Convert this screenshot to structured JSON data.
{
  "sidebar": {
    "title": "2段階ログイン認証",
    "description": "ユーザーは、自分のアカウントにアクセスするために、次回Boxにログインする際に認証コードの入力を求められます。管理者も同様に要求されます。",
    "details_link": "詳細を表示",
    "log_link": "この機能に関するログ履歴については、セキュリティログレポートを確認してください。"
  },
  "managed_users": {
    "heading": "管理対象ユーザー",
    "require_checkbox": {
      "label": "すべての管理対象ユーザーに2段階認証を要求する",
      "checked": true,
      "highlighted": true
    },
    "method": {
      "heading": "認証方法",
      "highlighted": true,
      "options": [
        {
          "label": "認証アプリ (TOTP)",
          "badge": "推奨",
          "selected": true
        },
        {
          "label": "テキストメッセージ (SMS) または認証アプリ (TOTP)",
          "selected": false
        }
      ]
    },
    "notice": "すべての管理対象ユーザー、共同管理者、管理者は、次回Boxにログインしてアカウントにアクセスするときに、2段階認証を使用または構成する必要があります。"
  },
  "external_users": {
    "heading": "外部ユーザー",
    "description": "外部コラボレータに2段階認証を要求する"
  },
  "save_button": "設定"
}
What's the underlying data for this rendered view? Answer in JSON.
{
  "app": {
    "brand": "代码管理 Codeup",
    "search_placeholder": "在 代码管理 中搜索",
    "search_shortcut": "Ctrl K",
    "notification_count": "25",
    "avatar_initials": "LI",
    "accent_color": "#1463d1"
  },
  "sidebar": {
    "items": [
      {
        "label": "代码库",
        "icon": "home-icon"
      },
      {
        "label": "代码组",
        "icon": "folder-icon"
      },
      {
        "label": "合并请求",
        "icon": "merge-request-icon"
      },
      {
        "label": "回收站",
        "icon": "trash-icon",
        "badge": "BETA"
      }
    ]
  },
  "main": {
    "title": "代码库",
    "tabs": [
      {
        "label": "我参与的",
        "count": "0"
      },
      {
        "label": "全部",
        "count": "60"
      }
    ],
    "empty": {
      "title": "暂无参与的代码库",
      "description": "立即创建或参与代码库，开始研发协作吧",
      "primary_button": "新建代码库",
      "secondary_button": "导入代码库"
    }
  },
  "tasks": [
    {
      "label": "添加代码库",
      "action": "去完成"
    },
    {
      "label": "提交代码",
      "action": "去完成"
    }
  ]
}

**THE PROBLEM**. Scan the entries above. Copy each line that has the string "title".

**WRITTEN RESPONSE**.
    "title": "2段階ログイン認証",
    "title": "代码库",
      "title": "暂无参与的代码库",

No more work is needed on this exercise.